● JOB
Take every line that has the string "Reform" and copy it out.
:: SOURCE RECORDS ::
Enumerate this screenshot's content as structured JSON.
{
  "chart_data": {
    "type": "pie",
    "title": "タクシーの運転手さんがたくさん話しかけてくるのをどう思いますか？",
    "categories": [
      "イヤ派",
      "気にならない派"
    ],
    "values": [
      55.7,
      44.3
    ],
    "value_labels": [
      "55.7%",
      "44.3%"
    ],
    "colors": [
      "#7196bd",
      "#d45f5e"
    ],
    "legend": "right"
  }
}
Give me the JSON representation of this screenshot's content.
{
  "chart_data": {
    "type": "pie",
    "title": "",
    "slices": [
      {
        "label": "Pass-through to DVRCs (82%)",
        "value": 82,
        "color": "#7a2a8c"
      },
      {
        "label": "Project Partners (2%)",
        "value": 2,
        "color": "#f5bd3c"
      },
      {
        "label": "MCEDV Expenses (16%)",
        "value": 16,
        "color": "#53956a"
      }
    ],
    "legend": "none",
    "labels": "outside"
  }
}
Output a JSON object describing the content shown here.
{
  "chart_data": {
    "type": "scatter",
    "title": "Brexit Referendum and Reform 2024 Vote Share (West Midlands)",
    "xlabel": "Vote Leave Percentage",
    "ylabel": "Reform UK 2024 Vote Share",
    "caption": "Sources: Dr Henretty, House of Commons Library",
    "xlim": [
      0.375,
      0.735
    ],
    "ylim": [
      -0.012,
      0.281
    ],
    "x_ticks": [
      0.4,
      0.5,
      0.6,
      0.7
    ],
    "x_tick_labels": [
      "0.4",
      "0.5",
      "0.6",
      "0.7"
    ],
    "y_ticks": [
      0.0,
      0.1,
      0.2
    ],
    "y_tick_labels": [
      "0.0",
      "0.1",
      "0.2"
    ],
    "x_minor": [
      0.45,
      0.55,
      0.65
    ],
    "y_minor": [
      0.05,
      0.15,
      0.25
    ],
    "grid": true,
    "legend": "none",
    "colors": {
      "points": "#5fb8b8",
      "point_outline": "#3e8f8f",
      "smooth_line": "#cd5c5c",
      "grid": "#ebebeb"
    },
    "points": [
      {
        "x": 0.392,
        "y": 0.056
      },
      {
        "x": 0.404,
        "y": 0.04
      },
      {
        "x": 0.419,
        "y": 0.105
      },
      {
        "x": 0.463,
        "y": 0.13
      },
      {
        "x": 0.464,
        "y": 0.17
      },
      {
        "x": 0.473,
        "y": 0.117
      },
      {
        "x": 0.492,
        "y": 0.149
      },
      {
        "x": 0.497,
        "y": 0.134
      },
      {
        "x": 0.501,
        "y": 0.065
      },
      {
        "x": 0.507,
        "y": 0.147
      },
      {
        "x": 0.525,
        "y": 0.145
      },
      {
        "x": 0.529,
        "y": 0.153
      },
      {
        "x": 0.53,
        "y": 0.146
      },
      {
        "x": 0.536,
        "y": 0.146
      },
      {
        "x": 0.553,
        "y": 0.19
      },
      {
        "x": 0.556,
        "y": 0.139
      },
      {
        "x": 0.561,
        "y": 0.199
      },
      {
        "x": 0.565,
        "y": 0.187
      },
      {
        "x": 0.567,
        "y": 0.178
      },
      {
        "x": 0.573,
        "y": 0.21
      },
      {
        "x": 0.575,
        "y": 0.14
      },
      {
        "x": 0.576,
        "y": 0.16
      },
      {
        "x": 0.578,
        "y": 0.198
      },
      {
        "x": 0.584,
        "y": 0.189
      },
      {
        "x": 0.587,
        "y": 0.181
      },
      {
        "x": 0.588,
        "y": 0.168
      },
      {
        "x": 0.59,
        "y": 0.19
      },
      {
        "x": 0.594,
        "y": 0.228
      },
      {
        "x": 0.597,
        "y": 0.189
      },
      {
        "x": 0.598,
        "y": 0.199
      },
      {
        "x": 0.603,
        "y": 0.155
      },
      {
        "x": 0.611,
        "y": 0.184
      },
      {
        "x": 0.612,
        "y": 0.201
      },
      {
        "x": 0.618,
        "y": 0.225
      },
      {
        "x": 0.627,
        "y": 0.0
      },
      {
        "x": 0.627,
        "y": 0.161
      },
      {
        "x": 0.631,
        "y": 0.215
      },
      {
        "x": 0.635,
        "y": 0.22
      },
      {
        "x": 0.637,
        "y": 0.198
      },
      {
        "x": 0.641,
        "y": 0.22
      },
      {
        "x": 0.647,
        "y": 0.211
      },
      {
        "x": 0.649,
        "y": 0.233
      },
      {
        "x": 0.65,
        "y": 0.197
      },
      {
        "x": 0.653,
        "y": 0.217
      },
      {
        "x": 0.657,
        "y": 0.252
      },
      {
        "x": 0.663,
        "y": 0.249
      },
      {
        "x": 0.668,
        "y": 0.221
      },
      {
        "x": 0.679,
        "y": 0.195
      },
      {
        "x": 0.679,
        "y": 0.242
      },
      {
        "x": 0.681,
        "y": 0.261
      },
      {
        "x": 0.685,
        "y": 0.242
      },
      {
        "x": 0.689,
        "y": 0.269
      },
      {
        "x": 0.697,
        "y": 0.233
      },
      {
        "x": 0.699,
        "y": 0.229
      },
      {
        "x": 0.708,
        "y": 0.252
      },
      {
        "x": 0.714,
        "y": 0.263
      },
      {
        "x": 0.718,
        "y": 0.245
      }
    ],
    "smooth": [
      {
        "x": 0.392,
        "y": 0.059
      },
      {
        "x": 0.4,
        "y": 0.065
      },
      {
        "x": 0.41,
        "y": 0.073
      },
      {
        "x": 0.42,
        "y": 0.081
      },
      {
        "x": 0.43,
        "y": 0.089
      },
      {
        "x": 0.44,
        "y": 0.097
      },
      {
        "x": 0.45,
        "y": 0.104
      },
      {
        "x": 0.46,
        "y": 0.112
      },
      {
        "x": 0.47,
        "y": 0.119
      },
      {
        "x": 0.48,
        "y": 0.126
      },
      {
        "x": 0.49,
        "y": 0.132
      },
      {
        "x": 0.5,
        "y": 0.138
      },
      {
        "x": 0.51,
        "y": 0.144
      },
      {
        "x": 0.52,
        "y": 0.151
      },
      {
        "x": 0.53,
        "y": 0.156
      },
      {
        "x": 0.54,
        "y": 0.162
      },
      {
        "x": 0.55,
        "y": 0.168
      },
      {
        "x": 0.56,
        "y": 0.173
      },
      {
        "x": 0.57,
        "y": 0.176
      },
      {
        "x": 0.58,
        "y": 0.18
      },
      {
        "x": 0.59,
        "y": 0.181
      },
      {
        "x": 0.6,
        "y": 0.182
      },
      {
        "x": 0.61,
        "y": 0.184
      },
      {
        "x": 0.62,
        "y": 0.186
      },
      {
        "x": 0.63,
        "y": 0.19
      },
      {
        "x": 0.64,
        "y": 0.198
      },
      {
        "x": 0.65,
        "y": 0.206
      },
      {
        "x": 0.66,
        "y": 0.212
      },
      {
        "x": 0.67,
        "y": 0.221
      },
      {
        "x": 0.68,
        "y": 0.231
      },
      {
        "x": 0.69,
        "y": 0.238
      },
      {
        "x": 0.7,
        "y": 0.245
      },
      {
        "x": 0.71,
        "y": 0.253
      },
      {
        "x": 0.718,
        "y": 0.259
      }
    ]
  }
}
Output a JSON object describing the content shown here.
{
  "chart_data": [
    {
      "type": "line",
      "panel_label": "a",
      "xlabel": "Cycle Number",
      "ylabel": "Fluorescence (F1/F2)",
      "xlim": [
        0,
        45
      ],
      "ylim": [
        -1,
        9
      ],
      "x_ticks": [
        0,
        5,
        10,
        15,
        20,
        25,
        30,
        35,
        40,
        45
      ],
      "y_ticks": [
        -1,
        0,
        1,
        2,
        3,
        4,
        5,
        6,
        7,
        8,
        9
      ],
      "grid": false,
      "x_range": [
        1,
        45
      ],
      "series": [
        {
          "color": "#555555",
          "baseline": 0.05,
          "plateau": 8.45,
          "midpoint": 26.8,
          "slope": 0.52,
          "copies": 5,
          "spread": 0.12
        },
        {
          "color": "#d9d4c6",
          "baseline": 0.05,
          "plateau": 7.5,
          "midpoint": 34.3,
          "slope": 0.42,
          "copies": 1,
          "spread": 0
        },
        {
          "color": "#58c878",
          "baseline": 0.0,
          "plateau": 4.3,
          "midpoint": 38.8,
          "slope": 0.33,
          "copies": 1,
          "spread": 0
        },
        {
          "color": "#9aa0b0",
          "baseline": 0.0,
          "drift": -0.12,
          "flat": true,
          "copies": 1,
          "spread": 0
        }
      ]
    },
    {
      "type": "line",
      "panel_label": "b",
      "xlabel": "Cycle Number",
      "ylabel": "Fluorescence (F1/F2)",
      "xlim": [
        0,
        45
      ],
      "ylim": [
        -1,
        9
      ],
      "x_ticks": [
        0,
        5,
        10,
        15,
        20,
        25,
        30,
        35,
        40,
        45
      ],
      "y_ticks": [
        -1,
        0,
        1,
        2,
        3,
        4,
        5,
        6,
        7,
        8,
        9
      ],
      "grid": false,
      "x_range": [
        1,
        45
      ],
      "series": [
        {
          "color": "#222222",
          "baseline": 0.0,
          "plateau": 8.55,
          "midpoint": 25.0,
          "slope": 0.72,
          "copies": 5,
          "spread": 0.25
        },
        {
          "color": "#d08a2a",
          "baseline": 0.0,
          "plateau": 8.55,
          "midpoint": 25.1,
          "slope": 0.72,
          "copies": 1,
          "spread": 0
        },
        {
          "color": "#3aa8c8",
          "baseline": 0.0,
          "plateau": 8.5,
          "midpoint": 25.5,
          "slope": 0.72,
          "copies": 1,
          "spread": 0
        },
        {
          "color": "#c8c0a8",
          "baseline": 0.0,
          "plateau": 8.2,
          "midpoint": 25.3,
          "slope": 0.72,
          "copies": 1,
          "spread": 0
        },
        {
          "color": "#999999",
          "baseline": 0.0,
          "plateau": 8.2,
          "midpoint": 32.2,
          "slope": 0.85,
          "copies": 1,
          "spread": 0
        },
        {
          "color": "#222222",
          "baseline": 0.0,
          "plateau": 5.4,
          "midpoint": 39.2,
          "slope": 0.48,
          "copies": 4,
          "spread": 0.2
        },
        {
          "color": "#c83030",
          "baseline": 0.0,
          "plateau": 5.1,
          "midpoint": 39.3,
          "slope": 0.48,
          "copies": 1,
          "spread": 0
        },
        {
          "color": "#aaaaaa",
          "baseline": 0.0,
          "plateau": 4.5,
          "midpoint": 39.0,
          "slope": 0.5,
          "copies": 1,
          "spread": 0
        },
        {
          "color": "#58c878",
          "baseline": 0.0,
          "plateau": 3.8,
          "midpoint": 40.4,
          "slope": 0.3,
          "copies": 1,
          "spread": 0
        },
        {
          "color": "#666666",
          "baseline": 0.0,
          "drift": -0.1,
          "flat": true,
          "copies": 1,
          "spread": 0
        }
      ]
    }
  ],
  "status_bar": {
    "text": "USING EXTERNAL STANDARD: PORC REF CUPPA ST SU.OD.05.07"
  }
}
:::
● TASK RESPONSE
    "title": "Brexit Referendum and Reform 2024 Vote Share (West Midlands)",
    "ylabel": "Reform UK 2024 Vote Share",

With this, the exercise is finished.